# SUPPLIED INFORMATION:

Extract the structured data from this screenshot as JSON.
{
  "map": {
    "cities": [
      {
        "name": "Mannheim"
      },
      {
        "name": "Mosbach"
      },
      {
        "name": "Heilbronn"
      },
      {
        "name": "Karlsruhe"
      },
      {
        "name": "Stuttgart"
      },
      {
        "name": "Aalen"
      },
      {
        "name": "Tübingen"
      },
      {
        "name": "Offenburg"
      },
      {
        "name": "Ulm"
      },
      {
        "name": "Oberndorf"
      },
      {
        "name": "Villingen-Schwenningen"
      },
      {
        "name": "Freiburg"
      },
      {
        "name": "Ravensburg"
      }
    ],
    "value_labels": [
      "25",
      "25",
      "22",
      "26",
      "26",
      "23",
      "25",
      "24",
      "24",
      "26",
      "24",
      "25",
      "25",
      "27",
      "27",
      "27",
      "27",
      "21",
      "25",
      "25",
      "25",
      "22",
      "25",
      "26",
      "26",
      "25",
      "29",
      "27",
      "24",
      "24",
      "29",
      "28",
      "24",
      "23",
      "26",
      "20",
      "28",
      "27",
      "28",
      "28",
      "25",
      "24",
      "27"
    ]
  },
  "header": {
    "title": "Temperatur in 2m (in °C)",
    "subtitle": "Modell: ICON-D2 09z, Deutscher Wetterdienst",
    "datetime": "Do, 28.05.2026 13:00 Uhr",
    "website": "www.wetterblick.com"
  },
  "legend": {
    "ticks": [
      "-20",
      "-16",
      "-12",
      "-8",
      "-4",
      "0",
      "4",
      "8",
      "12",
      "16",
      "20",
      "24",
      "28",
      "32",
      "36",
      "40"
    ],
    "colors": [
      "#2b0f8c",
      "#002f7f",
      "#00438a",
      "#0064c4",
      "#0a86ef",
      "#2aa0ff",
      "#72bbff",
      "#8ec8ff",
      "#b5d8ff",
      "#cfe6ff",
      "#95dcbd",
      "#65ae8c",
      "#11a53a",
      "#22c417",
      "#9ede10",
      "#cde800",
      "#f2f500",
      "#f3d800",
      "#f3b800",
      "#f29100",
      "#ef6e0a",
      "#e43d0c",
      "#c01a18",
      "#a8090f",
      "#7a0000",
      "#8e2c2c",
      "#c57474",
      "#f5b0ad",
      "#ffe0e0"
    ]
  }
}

# AIM OF THE TASK:
Print the listing above in full, exactly as it is.

# EXERCISE OUTPUT:
Extract the structured data from this screenshot as JSON.
{
  "map": {
    "cities": [
      {
        "name": "Mannheim"
      },
      {
        "name": "Mosbach"
      },
      {
        "name": "Heilbronn"
      },
      {
        "name": "Karlsruhe"
      },
      {
        "name": "Stuttgart"
      },
      {
        "name": "Aalen"
      },
      {
        "name": "Tübingen"
      },
      {
        "name": "Offenburg"
      },
      {
        "name": "Ulm"
      },
      {
        "name": "Oberndorf"
      },
      {
        "name": "Villingen-Schwenningen"
      },
      {
        "name": "Freiburg"
      },
      {
        "name": "Ravensburg"
      }
    ],
    "value_labels": [
      "25",
      "25",
      "22",
      "26",
      "26",
      "23",
      "25",
      "24",
      "24",
      "26",
      "24",
      "25",
      "25",
      "27",
      "27",
      "27",
      "27",
      "21",
      "25",
      "25",
      "25",
      "22",
      "25",
      "26",
      "26",
      "25",
      "29",
      "27",
      "24",
      "24",
      "29",
      "28",
      "24",
      "23",
      "26",
      "20",
      "28",
      "27",
      "28",
      "28",
      "25",
      "24",
      "27"
    ]
  },
  "header": {
    "title": "Temperatur in 2m (in °C)",
    "subtitle": "Modell: ICON-D2 09z, Deutscher Wetterdienst",
    "datetime": "Do, 28.05.2026 13:00 Uhr",
    "website": "www.wetterblick.com"
  },
  "legend": {
    "ticks": [
      "-20",
      "-16",
      "-12",
      "-8",
      "-4",
      "0",
      "4",
      "8",
      "12",
      "16",
      "20",
      "24",
      "28",
      "32",
      "36",
      "40"
    ],
    "colors": [
      "#2b0f8c",
      "#002f7f",
      "#00438a",
      "#0064c4",
      "#0a86ef",
      "#2aa0ff",
      "#72bbff",
      "#8ec8ff",
      "#b5d8ff",
      "#cfe6ff",
      "#95dcbd",
      "#65ae8c",
      "#11a53a",
      "#22c417",
      "#9ede10",
      "#cde800",
      "#f2f500",
      "#f3d800",
      "#f3b800",
      "#f29100",
      "#ef6e0a",
      "#e43d0c",
      "#c01a18",
      "#a8090f",
      "#7a0000",
      "#8e2c2c",
      "#c57474",
      "#f5b0ad",
      "#ffe0e0"
    ]
  }
}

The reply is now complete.